**What you are asked to do:**
For each line that holds "overleven", copy the line out.

— start Information shown —

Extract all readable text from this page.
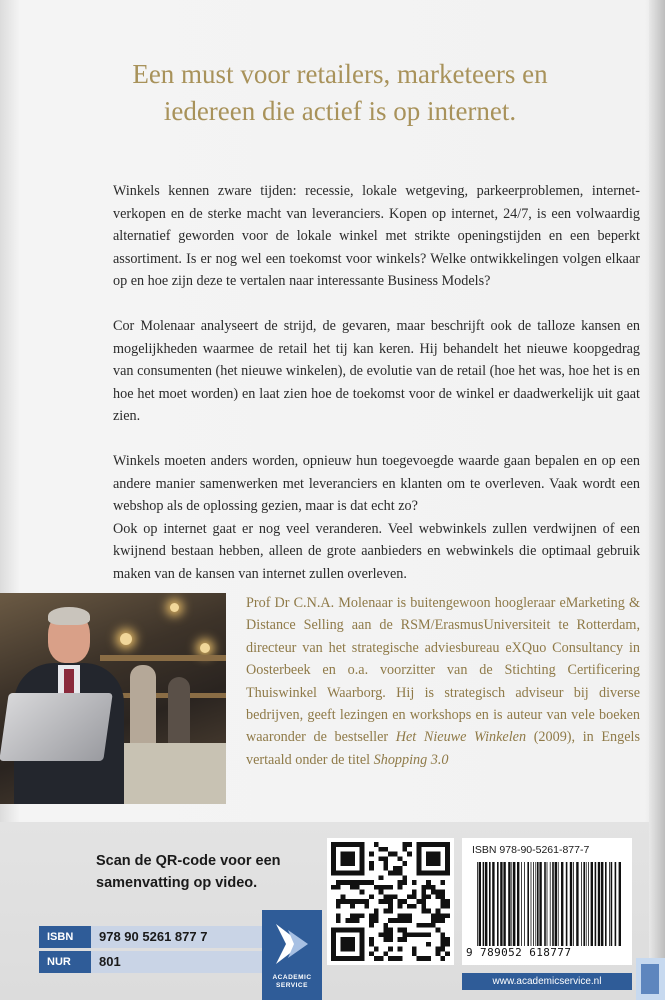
Een must voor retailers, marketeers en
iedereen die actief is op internet.

Winkels kennen zware tijden: recessie, lokale wetgeving, parkeerproblemen, internet-verkopen en de sterke macht van leveranciers. Kopen op internet, 24/7, is een volwaardig alternatief geworden voor de lokale winkel met strikte openingstijden en een beperkt assortiment. Is er nog wel een toekomst voor winkels? Welke ontwikkelingen volgen elkaar op en hoe zijn deze te vertalen naar interessante Business Models?

Cor Molenaar analyseert de strijd, de gevaren, maar beschrijft ook de talloze kansen en mogelijkheden waarmee de retail het tij kan keren. Hij behandelt het nieuwe koopgedrag van consumenten (het nieuwe winkelen), de evolutie van de retail (hoe het was, hoe het is en hoe het moet worden) en laat zien hoe de toekomst voor de winkel er daadwerkelijk uit gaat zien.

Winkels moeten anders worden, opnieuw hun toegevoegde waarde gaan bepalen en op een andere manier samenwerken met leveranciers en klanten om te overleven. Vaak wordt een webshop als de oplossing gezien, maar is dat echt zo?

Ook op internet gaat er nog veel veranderen. Veel webwinkels zullen verdwijnen of een kwijnend bestaan hebben, alleen de grote aanbieders en webwinkels die optimaal gebruik maken van de kansen van internet zullen overleven.

Prof Dr C.N.A. Molenaar is buitengewoon hoogleraar eMarketing & Distance Selling aan de RSM/ErasmusUniversiteit te Rotterdam, directeur van het strategische adviesbureau eXQuo Consultancy in Oosterbeek en o.a. voorzitter van de Stichting Certificering Thuiswinkel Waarborg. Hij is strategisch adviseur bij diverse bedrijven, geeft lezingen en workshops en is auteur van vele boeken waaronder de bestseller Het Nieuwe Winkelen (2009), in Engels vertaald onder de titel Shopping 3.0
Scan de QR-code voor een samenvatting op video.
ISBN 978-90-5261-877-7
9 789052 618777
ISBN	978 90 5261 877 7
NUR	801
ACADEMIC
SERVICE	www.academicservice.nl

— end Information shown —

**Answer for this exercise:**
Winkels moeten anders worden, opnieuw hun toegevoegde waarde gaan bepalen en op een andere manier samenwerken met leveranciers en klanten om te overleven. Vaak wordt een webshop als de oplossing gezien, maar is dat echt zo?
Ook op internet gaat er nog veel veranderen. Veel webwinkels zullen verdwijnen of een kwijnend bestaan hebben, alleen de grote aanbieders en webwinkels die optimaal gebruik maken van de kansen van internet zullen overleven.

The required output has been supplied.